## [YOUR TASKS]
1: Translate this sentence from the passage on transparency in clinical research into Spanish: "That said, if raw data is to be released then I would argue that this needs very careful management."
2: Write the next few sentences of the passage on transparency in clinical research, starting right after its last sentence.
======== PASSAGE PROVIDED ========
I would best describe myself as a ‘critical friend’ of industry and while much of what it does and how it does it leaves me scratching my head (and at times speechless), I am quite prepared to stand shoulder to shoulder with industry on issues that are important. This is one such issue.
I am pleased that, on the whole, industry has positively and enthusiastically embraced the need for better transparency in clinical research. Industry is right to be concerned about the vagueness of the proposals and, although it has a lot to gain from better transparency and access to data, the ‘why’, ‘who’, ‘how’ and ‘when’ questions must be carefully addressed.
The ‘method’ of access or release of data needs be clearly defined. If it is the intention to provide full access to all data, I see no issue or need for stringent management of data in which key parameters have been analysed – and of course there should be no barriers to accessing safety data.
That said, if raw data is to be released then I would argue that this needs very careful management. One way to deal with this might be to put in place a straightforward but stringent ‘application’ process underpinned by a clear rationale from the applicant as to why they are seeking access to the data – this could prevent unhelpful ‘fishing’ exercises and ‘cherry-picking’ of specific parts of the data that may not be representative or in context.
======== DATA PROVIDED ========
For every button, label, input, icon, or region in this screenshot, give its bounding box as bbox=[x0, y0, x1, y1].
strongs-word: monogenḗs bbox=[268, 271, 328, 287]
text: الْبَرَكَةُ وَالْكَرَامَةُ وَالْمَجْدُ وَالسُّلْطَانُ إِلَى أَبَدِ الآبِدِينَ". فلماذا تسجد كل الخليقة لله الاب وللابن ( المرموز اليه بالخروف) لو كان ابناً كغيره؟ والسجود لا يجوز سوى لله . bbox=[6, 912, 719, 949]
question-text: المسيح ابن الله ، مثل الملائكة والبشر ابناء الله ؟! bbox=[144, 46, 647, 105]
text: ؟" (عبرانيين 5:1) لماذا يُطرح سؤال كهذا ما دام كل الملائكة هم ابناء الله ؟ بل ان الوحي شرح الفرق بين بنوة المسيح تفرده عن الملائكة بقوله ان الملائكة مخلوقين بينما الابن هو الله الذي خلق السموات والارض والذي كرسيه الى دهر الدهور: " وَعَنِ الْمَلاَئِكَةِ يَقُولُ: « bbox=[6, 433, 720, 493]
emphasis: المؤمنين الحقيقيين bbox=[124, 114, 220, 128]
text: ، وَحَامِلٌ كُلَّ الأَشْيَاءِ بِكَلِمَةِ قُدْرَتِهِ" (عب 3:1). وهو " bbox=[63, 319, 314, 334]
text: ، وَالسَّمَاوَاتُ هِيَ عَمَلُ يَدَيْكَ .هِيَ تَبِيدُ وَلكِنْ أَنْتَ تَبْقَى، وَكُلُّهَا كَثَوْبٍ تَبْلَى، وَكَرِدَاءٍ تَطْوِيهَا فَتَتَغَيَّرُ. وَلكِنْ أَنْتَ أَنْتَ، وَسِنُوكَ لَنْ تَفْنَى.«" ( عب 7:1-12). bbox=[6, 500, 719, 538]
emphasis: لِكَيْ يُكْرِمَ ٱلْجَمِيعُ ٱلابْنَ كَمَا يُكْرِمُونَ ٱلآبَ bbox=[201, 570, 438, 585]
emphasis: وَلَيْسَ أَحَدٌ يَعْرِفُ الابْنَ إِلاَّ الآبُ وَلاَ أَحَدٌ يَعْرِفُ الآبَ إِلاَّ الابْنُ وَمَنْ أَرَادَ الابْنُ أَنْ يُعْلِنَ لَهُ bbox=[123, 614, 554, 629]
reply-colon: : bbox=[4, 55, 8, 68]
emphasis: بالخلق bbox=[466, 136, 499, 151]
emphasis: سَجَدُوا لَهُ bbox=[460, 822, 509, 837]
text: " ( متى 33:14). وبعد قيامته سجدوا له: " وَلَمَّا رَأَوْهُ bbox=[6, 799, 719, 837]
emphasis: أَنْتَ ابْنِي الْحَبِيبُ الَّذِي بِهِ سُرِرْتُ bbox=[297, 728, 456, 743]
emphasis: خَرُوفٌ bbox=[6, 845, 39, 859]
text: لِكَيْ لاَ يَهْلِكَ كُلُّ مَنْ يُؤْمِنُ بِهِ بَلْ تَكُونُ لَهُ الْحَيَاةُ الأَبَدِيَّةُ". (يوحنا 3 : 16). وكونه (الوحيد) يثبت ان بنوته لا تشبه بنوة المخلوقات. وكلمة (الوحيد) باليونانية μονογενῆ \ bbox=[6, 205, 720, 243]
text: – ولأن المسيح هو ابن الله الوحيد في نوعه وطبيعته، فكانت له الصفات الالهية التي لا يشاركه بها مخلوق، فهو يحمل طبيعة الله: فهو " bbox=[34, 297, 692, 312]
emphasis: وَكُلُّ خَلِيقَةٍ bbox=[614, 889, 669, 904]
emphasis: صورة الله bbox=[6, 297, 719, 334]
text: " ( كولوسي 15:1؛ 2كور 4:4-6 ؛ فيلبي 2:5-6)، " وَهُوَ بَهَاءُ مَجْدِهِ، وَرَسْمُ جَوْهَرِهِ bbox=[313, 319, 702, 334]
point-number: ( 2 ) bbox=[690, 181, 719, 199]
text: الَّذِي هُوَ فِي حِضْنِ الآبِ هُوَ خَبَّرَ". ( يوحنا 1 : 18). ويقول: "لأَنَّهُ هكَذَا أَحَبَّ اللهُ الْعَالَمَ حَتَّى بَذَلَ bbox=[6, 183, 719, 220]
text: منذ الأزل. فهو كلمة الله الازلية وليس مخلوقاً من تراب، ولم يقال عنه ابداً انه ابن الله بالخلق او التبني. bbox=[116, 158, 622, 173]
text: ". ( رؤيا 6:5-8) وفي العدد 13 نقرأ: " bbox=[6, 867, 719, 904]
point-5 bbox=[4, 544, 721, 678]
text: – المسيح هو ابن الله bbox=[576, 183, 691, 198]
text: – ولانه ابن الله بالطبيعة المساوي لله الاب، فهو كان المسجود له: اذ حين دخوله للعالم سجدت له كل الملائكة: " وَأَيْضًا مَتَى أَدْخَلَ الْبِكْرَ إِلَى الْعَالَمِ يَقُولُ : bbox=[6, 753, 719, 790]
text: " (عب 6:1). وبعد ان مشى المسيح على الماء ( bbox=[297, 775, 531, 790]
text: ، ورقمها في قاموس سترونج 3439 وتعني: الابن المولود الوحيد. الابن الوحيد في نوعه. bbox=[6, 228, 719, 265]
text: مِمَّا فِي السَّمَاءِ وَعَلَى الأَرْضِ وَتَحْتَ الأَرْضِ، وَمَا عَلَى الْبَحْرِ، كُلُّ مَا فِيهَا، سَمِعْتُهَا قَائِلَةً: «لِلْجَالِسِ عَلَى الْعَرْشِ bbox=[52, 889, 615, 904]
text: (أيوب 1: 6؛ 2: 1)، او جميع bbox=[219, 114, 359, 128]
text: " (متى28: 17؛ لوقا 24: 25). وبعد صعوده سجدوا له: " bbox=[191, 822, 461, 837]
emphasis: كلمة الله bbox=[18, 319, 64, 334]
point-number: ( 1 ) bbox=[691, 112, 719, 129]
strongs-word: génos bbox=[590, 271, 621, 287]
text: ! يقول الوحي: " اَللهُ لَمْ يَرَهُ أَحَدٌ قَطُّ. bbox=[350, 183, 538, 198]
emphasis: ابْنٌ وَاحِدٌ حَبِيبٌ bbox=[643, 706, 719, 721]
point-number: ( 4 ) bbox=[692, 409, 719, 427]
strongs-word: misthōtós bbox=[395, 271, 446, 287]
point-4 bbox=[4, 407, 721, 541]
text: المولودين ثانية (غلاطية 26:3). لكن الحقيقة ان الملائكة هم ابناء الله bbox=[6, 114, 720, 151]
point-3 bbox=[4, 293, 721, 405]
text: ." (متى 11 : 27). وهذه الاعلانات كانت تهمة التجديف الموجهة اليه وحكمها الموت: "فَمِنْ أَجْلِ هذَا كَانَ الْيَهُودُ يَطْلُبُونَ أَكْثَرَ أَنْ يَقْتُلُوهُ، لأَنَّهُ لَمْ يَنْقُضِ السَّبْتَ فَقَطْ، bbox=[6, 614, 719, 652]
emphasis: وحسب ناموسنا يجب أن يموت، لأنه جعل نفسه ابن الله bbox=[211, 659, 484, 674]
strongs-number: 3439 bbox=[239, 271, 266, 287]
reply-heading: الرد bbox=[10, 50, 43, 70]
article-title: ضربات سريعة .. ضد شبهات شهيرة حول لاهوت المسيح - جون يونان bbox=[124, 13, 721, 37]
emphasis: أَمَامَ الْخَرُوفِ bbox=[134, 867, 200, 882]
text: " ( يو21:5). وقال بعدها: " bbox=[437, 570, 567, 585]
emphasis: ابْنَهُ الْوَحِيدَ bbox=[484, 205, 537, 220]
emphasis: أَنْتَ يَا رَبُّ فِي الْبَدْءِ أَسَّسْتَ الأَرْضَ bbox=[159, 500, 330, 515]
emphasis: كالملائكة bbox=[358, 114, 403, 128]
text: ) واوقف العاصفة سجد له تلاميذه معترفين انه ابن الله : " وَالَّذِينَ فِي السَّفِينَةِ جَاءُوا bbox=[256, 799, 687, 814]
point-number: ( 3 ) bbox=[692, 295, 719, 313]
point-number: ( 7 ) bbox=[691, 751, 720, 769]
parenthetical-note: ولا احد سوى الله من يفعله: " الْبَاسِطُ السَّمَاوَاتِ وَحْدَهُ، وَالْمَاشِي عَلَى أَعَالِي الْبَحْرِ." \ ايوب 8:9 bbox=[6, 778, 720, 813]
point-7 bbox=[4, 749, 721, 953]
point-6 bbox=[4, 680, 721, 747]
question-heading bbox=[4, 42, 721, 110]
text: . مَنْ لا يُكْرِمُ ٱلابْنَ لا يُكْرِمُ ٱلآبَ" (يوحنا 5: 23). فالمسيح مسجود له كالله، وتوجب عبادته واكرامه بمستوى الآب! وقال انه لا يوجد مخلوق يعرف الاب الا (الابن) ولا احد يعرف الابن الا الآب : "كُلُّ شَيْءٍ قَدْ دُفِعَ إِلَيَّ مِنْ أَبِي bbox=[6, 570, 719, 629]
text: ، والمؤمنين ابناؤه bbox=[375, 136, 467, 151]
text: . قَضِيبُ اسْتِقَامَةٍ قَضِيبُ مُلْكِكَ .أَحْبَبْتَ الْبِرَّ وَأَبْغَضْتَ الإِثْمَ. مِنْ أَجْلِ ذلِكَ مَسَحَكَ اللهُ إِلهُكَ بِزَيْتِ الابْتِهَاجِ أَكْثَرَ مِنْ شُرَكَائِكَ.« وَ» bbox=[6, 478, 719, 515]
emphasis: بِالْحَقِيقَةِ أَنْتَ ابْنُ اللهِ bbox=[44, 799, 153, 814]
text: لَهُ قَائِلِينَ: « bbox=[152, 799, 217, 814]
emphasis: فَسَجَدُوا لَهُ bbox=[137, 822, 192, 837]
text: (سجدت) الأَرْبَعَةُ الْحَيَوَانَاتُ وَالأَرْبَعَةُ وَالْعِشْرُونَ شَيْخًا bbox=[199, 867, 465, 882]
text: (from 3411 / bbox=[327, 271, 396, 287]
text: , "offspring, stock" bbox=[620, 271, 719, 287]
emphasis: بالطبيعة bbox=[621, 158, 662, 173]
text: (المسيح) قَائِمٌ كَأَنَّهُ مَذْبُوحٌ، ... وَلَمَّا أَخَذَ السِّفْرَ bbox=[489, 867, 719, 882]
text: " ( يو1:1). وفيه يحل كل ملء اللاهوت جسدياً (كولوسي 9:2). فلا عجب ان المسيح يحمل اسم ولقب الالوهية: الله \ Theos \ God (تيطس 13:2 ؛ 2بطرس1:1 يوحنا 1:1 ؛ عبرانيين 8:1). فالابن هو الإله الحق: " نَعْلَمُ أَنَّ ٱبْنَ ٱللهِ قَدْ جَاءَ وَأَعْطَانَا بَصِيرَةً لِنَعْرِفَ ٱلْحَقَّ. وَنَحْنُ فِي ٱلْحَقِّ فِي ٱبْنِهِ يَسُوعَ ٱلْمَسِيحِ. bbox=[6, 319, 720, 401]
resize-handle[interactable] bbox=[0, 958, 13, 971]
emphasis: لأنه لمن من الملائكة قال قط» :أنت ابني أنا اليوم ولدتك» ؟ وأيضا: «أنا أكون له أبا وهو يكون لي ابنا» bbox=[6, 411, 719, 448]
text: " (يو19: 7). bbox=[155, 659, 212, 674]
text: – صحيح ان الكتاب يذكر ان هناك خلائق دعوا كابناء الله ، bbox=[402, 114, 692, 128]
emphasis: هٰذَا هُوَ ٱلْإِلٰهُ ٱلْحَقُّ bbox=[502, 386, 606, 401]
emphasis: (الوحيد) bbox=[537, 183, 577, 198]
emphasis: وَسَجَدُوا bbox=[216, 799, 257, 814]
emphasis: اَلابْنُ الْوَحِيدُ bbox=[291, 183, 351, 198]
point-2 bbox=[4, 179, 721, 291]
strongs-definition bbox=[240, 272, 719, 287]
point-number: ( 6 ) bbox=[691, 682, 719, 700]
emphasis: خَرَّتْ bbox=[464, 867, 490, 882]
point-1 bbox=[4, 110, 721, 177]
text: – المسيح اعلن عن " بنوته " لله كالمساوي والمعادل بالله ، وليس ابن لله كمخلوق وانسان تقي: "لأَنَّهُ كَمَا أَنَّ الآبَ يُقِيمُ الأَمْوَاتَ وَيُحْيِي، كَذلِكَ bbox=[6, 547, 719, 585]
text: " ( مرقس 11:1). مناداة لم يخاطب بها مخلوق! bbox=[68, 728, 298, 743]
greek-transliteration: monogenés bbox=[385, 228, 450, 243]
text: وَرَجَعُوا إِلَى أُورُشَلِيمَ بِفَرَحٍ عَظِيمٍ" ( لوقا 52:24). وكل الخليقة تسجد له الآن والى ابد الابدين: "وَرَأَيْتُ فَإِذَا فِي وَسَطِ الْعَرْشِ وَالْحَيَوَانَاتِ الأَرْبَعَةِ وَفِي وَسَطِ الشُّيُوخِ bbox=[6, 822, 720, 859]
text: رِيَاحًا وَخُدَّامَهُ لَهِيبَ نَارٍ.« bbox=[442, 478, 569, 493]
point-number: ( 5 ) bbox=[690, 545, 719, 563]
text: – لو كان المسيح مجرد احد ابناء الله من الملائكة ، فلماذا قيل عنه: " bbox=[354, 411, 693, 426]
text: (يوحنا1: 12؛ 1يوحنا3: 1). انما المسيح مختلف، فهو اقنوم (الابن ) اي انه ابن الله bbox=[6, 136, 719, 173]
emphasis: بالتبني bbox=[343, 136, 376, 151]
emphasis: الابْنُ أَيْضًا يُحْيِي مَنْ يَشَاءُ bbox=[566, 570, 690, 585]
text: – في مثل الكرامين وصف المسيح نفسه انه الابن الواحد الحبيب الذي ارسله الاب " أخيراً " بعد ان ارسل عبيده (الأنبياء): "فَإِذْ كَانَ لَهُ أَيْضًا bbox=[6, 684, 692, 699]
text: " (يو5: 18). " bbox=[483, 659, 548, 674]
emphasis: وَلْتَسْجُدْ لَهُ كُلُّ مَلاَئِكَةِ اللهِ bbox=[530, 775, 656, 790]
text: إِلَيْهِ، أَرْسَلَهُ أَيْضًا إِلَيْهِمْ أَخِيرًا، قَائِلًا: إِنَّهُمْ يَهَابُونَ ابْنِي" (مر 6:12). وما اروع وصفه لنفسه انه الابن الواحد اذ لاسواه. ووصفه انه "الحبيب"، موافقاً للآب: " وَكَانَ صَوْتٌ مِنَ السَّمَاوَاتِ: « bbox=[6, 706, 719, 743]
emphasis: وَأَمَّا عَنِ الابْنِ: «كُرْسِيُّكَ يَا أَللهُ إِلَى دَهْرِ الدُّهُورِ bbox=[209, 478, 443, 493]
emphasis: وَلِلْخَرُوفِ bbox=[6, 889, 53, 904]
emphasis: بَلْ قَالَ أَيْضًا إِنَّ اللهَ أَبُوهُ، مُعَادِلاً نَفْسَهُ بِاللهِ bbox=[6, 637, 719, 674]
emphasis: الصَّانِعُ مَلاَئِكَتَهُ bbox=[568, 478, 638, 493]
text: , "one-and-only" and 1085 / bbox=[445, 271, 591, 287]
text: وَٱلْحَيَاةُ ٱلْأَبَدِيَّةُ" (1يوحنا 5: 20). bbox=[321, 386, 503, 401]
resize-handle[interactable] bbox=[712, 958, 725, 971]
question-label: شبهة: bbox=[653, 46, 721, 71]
========
## [RESULTS BY TASK]
1: Dicho esto, si se van a divulgar los datos sin procesar, yo diría que esto requiere una gestión muy cuidadosa.

2:
In order for this to happen, EMA would need to put in place an appropriate peer review or gatekeeping entity. A second concern for industry may surround the potential ‘commercial sensitivity’ of clinical research data.
If the intent is to only publish the part of the regulatory submission that relates to the clinical research (i.e., design methodologies, raw data and results) and not the other pre-clinical structural and formulation data which could be highly commercially sensitive, it is difficult to see what is truly commercially sensitive, but if all data were to be published, then this may be cause for concerns for industry.
Perhaps therefore the issue that needs to be addressed is not so much about the release of clinical data per se, but how it could be used by competitors in certain circumstances.
For instance, not all products are covered by patents and instead rely on data protection legislation. The EMA has said that it will not allow submissions within the EU from anyone other than the Marketing Authorisation Holder, using data released after an initial application, but there is nothing to stop a generics company or anyone else from compiling an application package and submitting it in other parts of the world.
Without mitigation, this could have significant downstream unintended consequences for patients in the EU. A scenario can be envisaged where EU submissions occur only after applications have been made in other parts of the world. This may achieve the unwanted outcome of putting patients in the EU at the back of the queue for some new medicines.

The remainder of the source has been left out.